** start Task input **

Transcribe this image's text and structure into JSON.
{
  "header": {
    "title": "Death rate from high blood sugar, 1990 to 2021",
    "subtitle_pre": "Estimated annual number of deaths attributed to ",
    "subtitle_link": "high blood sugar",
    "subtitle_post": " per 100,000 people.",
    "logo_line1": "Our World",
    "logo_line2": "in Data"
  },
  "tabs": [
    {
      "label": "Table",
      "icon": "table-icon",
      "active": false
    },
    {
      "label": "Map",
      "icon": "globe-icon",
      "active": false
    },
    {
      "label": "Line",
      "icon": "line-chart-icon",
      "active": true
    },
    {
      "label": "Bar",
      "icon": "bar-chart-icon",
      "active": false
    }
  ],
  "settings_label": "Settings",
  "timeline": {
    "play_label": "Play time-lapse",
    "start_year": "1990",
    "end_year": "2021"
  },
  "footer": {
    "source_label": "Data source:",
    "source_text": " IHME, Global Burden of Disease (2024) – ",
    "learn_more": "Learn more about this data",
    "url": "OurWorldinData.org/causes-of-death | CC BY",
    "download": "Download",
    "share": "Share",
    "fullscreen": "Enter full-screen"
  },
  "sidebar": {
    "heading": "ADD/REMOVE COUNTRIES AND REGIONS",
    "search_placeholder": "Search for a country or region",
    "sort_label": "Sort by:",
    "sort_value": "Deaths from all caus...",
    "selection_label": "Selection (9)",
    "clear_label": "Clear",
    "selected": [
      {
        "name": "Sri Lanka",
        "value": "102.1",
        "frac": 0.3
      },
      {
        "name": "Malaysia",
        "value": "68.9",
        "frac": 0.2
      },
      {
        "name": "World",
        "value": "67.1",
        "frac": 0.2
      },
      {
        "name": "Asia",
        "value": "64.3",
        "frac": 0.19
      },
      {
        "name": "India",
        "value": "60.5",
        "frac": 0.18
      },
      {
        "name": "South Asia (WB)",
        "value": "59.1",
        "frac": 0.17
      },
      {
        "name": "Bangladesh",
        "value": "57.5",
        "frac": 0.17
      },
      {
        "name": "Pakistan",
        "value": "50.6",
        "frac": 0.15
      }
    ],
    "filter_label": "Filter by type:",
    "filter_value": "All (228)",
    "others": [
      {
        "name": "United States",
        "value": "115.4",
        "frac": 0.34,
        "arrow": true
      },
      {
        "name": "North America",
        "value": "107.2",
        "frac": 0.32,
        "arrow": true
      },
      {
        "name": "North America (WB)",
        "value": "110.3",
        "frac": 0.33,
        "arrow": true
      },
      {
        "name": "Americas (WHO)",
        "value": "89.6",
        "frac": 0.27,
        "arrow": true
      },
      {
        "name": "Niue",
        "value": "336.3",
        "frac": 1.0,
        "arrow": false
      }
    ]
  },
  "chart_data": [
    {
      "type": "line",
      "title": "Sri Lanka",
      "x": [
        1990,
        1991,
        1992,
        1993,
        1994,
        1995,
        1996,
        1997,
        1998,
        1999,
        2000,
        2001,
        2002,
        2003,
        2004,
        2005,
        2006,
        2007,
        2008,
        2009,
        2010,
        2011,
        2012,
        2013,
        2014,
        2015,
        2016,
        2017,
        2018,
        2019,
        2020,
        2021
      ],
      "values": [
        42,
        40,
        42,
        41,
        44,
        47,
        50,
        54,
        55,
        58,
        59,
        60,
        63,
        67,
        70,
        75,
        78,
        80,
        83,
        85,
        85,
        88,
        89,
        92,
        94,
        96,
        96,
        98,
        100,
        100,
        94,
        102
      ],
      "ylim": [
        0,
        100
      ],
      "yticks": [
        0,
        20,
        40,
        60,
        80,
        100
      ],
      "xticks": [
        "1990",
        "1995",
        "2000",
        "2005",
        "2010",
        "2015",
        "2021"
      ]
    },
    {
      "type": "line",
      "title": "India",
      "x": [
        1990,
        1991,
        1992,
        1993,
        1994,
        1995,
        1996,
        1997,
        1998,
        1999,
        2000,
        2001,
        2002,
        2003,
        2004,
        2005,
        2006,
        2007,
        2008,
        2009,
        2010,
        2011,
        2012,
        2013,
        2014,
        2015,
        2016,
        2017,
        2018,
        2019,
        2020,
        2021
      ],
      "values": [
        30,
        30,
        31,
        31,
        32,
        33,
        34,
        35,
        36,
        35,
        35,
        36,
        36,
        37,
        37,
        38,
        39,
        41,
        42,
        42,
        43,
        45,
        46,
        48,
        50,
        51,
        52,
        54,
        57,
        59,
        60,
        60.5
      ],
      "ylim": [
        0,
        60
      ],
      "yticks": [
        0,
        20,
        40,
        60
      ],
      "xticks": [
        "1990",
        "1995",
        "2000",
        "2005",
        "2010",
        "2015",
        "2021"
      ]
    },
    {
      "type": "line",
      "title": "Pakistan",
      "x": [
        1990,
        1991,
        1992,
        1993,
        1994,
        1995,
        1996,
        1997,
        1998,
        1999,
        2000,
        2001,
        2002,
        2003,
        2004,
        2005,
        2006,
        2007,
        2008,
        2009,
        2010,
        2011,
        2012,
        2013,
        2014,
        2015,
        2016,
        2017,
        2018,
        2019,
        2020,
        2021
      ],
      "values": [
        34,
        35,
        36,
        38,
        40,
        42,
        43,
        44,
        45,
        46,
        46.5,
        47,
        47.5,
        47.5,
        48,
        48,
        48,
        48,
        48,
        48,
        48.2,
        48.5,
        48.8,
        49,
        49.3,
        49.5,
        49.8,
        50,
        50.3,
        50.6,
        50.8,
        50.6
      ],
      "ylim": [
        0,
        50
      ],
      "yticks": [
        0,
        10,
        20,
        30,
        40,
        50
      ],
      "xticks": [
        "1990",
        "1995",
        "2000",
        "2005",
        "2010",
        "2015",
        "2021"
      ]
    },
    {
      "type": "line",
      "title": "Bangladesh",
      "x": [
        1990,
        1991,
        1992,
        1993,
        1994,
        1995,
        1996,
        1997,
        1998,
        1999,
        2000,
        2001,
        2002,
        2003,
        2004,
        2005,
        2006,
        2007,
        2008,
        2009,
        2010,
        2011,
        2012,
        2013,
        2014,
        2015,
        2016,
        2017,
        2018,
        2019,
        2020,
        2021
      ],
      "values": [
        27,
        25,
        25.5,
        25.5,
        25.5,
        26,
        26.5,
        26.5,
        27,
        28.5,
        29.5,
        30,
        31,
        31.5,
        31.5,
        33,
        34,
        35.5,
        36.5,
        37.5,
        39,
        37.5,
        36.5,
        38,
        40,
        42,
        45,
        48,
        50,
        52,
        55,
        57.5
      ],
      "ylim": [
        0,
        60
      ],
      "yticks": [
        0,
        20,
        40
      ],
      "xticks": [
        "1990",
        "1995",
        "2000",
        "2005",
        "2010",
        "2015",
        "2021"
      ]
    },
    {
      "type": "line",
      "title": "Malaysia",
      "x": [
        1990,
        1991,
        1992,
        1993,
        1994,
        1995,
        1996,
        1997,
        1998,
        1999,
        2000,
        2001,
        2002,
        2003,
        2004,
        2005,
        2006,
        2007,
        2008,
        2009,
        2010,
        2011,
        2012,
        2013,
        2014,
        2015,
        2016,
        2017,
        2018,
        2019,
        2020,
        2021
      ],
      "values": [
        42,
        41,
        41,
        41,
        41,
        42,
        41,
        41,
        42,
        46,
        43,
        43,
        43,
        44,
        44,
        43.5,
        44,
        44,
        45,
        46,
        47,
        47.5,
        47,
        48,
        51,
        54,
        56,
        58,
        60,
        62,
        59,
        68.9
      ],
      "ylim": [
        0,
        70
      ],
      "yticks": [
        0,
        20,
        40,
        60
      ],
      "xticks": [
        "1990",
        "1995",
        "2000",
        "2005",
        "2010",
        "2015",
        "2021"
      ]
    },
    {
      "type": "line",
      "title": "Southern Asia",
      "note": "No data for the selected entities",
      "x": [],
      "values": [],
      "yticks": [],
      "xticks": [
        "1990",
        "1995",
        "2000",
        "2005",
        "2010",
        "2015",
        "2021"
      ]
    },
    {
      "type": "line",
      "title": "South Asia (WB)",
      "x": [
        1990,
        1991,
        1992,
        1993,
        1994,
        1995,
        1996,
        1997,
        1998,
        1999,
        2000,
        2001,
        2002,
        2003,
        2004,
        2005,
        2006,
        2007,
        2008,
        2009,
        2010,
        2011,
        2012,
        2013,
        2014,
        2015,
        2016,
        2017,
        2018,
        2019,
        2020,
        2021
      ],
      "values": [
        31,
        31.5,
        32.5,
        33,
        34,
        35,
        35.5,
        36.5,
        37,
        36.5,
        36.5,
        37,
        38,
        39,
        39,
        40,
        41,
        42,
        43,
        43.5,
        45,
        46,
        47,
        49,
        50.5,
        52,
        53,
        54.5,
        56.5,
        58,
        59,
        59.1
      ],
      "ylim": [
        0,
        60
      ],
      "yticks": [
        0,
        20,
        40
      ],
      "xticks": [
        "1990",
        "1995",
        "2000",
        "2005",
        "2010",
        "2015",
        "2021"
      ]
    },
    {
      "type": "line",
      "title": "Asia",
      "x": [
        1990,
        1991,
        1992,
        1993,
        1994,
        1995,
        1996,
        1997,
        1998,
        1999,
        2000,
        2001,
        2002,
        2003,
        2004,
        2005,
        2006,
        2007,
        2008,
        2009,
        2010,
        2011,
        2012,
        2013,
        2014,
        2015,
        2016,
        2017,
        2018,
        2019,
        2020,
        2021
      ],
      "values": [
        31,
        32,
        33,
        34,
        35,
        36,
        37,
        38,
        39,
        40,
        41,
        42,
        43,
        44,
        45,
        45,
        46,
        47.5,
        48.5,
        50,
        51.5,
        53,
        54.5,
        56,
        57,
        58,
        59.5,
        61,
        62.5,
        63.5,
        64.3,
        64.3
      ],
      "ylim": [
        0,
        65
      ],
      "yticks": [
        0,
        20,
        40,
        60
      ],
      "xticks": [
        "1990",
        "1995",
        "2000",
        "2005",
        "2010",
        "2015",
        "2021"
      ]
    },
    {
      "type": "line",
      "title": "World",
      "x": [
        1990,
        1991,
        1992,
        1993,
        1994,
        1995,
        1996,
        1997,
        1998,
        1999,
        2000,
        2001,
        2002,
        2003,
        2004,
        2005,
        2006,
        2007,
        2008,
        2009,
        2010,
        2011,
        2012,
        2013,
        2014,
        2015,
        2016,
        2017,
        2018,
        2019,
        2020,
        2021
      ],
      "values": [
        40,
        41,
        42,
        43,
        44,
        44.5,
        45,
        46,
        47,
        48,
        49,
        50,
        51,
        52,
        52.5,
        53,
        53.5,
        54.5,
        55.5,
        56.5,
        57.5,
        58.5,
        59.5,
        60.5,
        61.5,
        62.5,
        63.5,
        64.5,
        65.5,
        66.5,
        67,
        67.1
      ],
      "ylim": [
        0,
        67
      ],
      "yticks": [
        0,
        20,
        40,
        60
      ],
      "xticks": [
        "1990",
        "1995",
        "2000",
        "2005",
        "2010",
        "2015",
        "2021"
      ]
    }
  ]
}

** end Task input **

** Your instructions **
Copy out every line of the listing that contains the string "from".

** Task response **
    "title": "Death rate from high blood sugar, 1990 to 2021",
    "sort_value": "Deaths from all caus...",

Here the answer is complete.